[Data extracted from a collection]
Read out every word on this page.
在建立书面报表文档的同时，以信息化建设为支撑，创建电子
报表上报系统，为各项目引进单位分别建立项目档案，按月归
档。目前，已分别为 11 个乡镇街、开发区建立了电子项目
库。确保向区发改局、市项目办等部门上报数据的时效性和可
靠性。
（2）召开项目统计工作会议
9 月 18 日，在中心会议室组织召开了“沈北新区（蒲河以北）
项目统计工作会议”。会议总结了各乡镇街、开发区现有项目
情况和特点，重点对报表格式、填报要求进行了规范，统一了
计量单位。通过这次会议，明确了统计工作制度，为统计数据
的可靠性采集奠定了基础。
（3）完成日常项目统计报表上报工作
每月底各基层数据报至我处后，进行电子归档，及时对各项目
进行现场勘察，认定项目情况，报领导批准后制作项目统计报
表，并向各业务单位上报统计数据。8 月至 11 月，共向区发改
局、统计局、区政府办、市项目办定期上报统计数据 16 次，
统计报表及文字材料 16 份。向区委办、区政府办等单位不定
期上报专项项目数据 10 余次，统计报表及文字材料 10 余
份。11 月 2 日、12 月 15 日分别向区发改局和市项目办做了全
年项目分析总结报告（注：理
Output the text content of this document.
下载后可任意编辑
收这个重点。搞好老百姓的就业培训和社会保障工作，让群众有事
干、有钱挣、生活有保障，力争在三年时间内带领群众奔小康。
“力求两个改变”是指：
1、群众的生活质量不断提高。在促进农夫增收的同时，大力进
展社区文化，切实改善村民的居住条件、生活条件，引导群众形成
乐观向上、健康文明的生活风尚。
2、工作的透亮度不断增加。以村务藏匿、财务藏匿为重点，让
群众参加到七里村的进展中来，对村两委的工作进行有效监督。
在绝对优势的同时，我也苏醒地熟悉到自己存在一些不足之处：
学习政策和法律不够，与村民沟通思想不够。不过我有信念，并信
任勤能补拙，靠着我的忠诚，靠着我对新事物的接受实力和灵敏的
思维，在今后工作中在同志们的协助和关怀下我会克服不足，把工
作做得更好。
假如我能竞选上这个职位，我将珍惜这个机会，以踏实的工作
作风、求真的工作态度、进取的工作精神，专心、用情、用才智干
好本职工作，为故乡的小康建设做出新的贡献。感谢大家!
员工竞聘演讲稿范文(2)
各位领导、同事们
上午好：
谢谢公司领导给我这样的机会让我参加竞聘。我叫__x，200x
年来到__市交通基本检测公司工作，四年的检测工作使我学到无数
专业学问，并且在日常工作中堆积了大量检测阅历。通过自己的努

Written task: Copy each entry exactly, with nothing added or dropped.

The completed task:
Read out every word on this page.
在建立书面报表文档的同时，以信息化建设为支撑，创建电子
报表上报系统，为各项目引进单位分别建立项目档案，按月归
档。目前，已分别为 11 个乡镇街、开发区建立了电子项目
库。确保向区发改局、市项目办等部门上报数据的时效性和可
靠性。
（2）召开项目统计工作会议
9 月 18 日，在中心会议室组织召开了“沈北新区（蒲河以北）
项目统计工作会议”。会议总结了各乡镇街、开发区现有项目
情况和特点，重点对报表格式、填报要求进行了规范，统一了
计量单位。通过这次会议，明确了统计工作制度，为统计数据
的可靠性采集奠定了基础。
（3）完成日常项目统计报表上报工作
每月底各基层数据报至我处后，进行电子归档，及时对各项目
进行现场勘察，认定项目情况，报领导批准后制作项目统计报
表，并向各业务单位上报统计数据。8 月至 11 月，共向区发改
局、统计局、区政府办、市项目办定期上报统计数据 16 次，
统计报表及文字材料 16 份。向区委办、区政府办等单位不定
期上报专项项目数据 10 余次，统计报表及文字材料 10 余
份。11 月 2 日、12 月 15 日分别向区发改局和市项目办做了全
年项目分析总结报告（注：理
Output the text content of this document.
下载后可任意编辑
收这个重点。搞好老百姓的就业培训和社会保障工作，让群众有事
干、有钱挣、生活有保障，力争在三年时间内带领群众奔小康。
“力求两个改变”是指：
1、群众的生活质量不断提高。在促进农夫增收的同时，大力进
展社区文化，切实改善村民的居住条件、生活条件，引导群众形成
乐观向上、健康文明的生活风尚。
2、工作的透亮度不断增加。以村务藏匿、财务藏匿为重点，让
群众参加到七里村的进展中来，对村两委的工作进行有效监督。
在绝对优势的同时，我也苏醒地熟悉到自己存在一些不足之处：
学习政策和法律不够，与村民沟通思想不够。不过我有信念，并信
任勤能补拙，靠着我的忠诚，靠着我对新事物的接受实力和灵敏的
思维，在今后工作中在同志们的协助和关怀下我会克服不足，把工
作做得更好。
假如我能竞选上这个职位，我将珍惜这个机会，以踏实的工作
作风、求真的工作态度、进取的工作精神，专心、用情、用才智干
好本职工作，为故乡的小康建设做出新的贡献。感谢大家!
员工竞聘演讲稿范文(2)
各位领导、同事们
上午好：
谢谢公司领导给我这样的机会让我参加竞聘。我叫__x，200x
年来到__市交通基本检测公司工作，四年的检测工作使我学到无数
专业学问，并且在日常工作中堆积了大量检测阅历。通过自己的努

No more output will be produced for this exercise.